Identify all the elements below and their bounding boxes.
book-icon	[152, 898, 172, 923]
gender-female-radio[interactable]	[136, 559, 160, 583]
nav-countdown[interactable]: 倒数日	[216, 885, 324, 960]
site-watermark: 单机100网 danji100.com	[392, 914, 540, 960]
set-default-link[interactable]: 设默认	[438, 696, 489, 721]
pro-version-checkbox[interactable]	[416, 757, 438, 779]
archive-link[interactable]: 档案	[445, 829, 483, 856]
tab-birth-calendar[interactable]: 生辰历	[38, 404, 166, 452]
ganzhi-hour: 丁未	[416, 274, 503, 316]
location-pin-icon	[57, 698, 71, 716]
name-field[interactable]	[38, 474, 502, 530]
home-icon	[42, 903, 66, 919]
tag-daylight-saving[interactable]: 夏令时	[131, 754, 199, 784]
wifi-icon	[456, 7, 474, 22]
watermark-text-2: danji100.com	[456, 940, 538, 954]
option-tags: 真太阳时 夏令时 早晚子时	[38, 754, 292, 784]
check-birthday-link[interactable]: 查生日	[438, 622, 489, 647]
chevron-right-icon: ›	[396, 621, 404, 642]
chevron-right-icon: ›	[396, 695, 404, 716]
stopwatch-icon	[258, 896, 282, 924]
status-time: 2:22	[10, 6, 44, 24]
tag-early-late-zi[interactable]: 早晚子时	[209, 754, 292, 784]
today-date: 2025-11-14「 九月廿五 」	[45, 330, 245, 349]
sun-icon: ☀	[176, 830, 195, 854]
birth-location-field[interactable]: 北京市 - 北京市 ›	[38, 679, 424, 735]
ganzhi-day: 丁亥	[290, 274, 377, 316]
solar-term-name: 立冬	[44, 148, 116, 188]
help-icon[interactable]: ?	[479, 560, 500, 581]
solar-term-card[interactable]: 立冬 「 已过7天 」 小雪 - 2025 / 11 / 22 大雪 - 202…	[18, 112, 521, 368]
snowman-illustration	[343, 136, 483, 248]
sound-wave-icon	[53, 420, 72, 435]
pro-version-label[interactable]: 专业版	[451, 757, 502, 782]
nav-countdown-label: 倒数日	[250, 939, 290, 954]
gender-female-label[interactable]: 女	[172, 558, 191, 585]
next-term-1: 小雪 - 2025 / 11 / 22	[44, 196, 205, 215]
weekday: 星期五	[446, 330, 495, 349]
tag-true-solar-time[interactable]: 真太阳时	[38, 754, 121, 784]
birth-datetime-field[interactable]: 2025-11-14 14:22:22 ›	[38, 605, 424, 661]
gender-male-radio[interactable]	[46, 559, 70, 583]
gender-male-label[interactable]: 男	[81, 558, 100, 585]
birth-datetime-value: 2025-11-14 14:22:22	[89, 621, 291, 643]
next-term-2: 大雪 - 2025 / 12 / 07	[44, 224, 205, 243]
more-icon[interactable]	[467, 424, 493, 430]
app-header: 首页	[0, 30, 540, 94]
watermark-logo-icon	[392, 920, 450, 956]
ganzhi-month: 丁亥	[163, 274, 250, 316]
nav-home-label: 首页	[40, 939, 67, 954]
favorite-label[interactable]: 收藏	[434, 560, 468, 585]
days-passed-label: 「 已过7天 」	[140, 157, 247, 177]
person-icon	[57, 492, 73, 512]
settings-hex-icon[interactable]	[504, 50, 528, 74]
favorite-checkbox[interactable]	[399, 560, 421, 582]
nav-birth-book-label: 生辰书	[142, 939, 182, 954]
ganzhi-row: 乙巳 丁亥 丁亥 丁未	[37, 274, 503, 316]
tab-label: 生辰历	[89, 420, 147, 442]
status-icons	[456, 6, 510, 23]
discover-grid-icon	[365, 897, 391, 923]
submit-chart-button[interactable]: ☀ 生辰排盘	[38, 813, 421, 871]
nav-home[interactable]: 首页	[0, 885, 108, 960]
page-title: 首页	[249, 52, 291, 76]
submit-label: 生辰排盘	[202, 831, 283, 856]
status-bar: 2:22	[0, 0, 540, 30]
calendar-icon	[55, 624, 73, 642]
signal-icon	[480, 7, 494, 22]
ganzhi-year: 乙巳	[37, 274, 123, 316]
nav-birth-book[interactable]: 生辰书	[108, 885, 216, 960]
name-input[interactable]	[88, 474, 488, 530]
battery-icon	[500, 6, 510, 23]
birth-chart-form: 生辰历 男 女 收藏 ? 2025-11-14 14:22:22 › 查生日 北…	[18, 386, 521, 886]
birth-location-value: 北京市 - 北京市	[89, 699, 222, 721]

◆ ◆ ◆ ◆ ◆ ◆ ◆

GIVEN PROBLEM: Write out the material again, changing every "chevron-right-icon" to "arrow-right-icon" and leaving everything else the same.

ANSWER:
Identify all the elements below and their bounding boxes.
book-icon	[152, 898, 172, 923]
gender-female-radio[interactable]	[136, 559, 160, 583]
nav-countdown[interactable]: 倒数日	[216, 885, 324, 960]
site-watermark: 单机100网 danji100.com	[392, 914, 540, 960]
set-default-link[interactable]: 设默认	[438, 696, 489, 721]
pro-version-checkbox[interactable]	[416, 757, 438, 779]
archive-link[interactable]: 档案	[445, 829, 483, 856]
tab-birth-calendar[interactable]: 生辰历	[38, 404, 166, 452]
ganzhi-hour: 丁未	[416, 274, 503, 316]
location-pin-icon	[57, 698, 71, 716]
name-field[interactable]	[38, 474, 502, 530]
home-icon	[42, 903, 66, 919]
tag-daylight-saving[interactable]: 夏令时	[131, 754, 199, 784]
wifi-icon	[456, 7, 474, 22]
watermark-text-2: danji100.com	[456, 940, 538, 954]
option-tags: 真太阳时 夏令时 早晚子时	[38, 754, 292, 784]
check-birthday-link[interactable]: 查生日	[438, 622, 489, 647]
arrow-right-icon: ›	[396, 621, 404, 642]
arrow-right-icon: ›	[396, 695, 404, 716]
stopwatch-icon	[258, 896, 282, 924]
status-time: 2:22	[10, 6, 44, 24]
tag-early-late-zi[interactable]: 早晚子时	[209, 754, 292, 784]
today-date: 2025-11-14「 九月廿五 」	[45, 330, 245, 349]
sun-icon: ☀	[176, 830, 195, 854]
birth-location-field[interactable]: 北京市 - 北京市 ›	[38, 679, 424, 735]
ganzhi-day: 丁亥	[290, 274, 377, 316]
solar-term-name: 立冬	[44, 148, 116, 188]
help-icon[interactable]: ?	[479, 560, 500, 581]
solar-term-card[interactable]: 立冬 「 已过7天 」 小雪 - 2025 / 11 / 22 大雪 - 202…	[18, 112, 521, 368]
snowman-illustration	[343, 136, 483, 248]
sound-wave-icon	[53, 420, 72, 435]
pro-version-label[interactable]: 专业版	[451, 757, 502, 782]
nav-countdown-label: 倒数日	[250, 939, 290, 954]
gender-female-label[interactable]: 女	[172, 558, 191, 585]
next-term-1: 小雪 - 2025 / 11 / 22	[44, 196, 205, 215]
weekday: 星期五	[446, 330, 495, 349]
tag-true-solar-time[interactable]: 真太阳时	[38, 754, 121, 784]
birth-datetime-field[interactable]: 2025-11-14 14:22:22 ›	[38, 605, 424, 661]
gender-male-radio[interactable]	[46, 559, 70, 583]
gender-male-label[interactable]: 男	[81, 558, 100, 585]
birth-datetime-value: 2025-11-14 14:22:22	[89, 621, 291, 643]
next-term-2: 大雪 - 2025 / 12 / 07	[44, 224, 205, 243]
more-icon[interactable]	[467, 424, 493, 430]
app-header: 首页	[0, 30, 540, 94]
watermark-logo-icon	[392, 920, 450, 956]
ganzhi-month: 丁亥	[163, 274, 250, 316]
nav-home-label: 首页	[40, 939, 67, 954]
favorite-label[interactable]: 收藏	[434, 560, 468, 585]
days-passed-label: 「 已过7天 」	[140, 157, 247, 177]
person-icon	[57, 492, 73, 512]
settings-hex-icon[interactable]	[504, 50, 528, 74]
favorite-checkbox[interactable]	[399, 560, 421, 582]
nav-birth-book-label: 生辰书	[142, 939, 182, 954]
ganzhi-row: 乙巳 丁亥 丁亥 丁未	[37, 274, 503, 316]
tab-label: 生辰历	[89, 420, 147, 442]
status-icons	[456, 6, 510, 23]
discover-grid-icon	[365, 897, 391, 923]
submit-chart-button[interactable]: ☀ 生辰排盘	[38, 813, 421, 871]
nav-home[interactable]: 首页	[0, 885, 108, 960]
page-title: 首页	[249, 52, 291, 76]
submit-label: 生辰排盘	[202, 831, 283, 856]
status-bar: 2:22	[0, 0, 540, 30]
calendar-icon	[55, 624, 73, 642]
signal-icon	[480, 7, 494, 22]
ganzhi-year: 乙巳	[37, 274, 123, 316]
nav-birth-book[interactable]: 生辰书	[108, 885, 216, 960]
name-input[interactable]	[88, 474, 488, 530]
battery-icon	[500, 6, 510, 23]
birth-chart-form: 生辰历 男 女 收藏 ? 2025-11-14 14:22:22 › 查生日 北…	[18, 386, 521, 886]
birth-location-value: 北京市 - 北京市	[89, 699, 222, 721]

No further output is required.